Only lines holding the word "Higashiwaki" should be copied from the material.

[START OF DATASET]

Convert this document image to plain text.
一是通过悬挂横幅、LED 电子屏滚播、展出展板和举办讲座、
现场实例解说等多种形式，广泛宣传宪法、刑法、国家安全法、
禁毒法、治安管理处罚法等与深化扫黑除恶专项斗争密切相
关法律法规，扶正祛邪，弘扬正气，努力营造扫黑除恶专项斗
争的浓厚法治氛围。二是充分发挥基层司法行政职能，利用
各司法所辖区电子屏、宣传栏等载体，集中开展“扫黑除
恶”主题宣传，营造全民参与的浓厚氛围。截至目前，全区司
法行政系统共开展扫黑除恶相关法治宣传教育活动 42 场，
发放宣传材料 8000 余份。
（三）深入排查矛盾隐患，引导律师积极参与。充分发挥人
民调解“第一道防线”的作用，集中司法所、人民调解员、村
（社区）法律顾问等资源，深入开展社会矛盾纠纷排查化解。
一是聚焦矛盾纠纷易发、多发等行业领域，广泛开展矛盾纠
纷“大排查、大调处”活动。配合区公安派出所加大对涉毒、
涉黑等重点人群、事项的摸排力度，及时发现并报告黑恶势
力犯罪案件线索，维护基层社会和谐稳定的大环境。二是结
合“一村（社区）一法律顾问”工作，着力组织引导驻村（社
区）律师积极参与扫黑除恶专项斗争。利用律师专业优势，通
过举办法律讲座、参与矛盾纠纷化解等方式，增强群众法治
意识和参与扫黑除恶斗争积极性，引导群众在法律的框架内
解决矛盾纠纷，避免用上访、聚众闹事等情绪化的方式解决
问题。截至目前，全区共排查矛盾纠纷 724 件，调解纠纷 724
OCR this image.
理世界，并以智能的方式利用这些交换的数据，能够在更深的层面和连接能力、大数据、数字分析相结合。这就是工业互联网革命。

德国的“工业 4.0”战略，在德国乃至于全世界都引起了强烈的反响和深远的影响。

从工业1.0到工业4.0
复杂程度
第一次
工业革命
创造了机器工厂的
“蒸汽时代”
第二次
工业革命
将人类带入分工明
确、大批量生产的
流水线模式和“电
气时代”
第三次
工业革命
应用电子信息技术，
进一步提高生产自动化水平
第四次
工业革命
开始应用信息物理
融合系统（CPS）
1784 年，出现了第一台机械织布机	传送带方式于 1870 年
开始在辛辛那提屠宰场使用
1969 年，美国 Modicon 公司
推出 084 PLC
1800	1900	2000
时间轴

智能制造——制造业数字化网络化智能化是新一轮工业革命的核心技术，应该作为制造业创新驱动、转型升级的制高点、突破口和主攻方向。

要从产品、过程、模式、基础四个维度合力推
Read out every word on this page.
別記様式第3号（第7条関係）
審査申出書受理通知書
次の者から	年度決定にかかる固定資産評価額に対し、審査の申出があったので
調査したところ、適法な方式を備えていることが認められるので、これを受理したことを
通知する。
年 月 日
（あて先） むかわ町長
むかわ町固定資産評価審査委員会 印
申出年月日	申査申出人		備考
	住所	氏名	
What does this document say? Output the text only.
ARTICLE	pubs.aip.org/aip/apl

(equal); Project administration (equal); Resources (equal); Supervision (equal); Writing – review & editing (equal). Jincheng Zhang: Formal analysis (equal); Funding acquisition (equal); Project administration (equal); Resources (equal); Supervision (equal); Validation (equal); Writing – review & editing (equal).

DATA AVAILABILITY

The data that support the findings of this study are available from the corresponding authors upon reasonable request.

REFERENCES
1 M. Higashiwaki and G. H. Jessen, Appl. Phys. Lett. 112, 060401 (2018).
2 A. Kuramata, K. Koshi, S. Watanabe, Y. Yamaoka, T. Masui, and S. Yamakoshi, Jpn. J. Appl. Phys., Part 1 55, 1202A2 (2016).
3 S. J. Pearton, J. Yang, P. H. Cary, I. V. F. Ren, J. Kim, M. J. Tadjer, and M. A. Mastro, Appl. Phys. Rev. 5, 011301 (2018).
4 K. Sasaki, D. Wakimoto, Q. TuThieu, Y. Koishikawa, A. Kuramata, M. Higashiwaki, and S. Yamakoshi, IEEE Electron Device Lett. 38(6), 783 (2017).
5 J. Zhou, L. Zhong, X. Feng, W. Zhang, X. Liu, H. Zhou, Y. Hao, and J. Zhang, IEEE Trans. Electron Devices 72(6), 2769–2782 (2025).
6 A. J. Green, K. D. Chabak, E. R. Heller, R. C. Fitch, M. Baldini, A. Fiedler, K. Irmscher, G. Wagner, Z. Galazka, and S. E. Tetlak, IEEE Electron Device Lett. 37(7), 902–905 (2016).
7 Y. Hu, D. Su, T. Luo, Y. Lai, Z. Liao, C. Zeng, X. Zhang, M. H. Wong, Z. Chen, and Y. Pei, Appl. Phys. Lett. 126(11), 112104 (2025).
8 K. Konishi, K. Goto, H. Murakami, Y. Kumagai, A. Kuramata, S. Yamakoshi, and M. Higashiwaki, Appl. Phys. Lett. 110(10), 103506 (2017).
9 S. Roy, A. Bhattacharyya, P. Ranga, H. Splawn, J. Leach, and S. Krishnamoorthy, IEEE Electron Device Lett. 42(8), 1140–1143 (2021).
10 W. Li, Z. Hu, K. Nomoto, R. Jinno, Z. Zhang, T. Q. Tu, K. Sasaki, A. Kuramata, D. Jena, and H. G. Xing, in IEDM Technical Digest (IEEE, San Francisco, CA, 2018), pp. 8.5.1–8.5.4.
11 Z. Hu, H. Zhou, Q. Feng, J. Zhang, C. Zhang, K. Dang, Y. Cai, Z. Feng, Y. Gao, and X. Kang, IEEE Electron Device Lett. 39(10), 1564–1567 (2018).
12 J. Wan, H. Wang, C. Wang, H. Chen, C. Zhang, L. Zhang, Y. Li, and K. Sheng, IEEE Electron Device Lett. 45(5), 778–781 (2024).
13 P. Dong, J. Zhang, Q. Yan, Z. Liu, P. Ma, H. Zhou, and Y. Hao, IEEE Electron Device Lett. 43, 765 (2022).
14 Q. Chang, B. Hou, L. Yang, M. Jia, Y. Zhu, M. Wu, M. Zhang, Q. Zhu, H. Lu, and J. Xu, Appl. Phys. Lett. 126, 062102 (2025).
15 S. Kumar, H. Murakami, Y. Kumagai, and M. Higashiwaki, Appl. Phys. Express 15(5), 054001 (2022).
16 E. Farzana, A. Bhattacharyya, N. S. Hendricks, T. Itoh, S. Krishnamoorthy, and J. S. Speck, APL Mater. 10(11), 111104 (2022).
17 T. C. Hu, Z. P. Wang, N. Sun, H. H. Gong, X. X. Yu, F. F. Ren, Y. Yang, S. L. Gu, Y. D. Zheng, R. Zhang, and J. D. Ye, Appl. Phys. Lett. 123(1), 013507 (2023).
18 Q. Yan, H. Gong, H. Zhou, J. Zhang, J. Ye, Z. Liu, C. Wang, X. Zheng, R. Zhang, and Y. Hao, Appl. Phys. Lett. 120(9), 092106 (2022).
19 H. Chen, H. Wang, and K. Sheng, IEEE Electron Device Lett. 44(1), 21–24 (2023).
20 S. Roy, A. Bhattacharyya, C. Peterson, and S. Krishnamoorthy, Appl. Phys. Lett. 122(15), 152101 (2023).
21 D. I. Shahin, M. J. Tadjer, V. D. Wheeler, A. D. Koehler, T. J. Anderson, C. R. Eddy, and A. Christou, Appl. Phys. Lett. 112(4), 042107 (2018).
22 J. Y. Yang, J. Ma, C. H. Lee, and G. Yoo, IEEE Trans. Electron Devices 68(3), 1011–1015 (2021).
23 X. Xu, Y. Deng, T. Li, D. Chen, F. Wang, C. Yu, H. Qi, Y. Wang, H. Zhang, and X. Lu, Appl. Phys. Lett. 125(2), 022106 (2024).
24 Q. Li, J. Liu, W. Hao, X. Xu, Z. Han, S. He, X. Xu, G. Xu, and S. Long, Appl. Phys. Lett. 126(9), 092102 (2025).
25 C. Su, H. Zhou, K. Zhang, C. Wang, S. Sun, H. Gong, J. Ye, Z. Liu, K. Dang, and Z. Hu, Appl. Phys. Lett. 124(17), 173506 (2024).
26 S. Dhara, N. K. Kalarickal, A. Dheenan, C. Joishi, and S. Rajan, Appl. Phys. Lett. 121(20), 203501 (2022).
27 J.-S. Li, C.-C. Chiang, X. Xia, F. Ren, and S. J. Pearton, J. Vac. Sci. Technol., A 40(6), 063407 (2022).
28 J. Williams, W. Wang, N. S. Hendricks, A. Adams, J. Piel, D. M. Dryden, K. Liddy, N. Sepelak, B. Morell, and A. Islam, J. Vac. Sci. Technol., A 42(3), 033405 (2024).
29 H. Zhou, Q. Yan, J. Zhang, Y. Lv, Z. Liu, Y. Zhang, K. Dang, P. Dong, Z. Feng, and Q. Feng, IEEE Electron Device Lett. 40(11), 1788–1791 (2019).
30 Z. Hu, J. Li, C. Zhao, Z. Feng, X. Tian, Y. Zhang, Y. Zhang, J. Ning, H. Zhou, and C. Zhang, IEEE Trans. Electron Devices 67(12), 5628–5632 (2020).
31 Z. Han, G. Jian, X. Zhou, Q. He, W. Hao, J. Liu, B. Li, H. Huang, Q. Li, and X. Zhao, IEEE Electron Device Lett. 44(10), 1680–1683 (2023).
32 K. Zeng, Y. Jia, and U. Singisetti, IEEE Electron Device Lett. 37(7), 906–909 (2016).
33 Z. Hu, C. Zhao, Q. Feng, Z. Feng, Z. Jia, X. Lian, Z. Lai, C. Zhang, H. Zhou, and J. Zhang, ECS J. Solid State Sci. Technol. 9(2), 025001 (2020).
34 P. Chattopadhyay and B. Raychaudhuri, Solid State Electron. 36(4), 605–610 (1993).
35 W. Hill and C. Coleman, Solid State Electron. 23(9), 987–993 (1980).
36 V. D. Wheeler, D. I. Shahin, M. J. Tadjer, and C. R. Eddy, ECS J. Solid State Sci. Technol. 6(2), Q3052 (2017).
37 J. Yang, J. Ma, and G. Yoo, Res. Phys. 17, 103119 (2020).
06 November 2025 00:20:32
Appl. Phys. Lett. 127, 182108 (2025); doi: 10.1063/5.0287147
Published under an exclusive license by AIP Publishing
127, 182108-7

[END OF DATASET]

## REPLY TO THE TASK
1 M. Higashiwaki and G. H. Jessen, Appl. Phys. Lett. 112, 060401 (2018).
4 K. Sasaki, D. Wakimoto, Q. TuThieu, Y. Koishikawa, A. Kuramata, M. Higashiwaki, and S. Yamakoshi, IEEE Electron Device Lett. 38(6), 783 (2017).
8 K. Konishi, K. Goto, H. Murakami, Y. Kumagai, A. Kuramata, S. Yamakoshi, and M. Higashiwaki, Appl. Phys. Lett. 110(10), 103506 (2017).
15 S. Kumar, H. Murakami, Y. Kumagai, and M. Higashiwaki, Appl. Phys. Express 15(5), 054001 (2022).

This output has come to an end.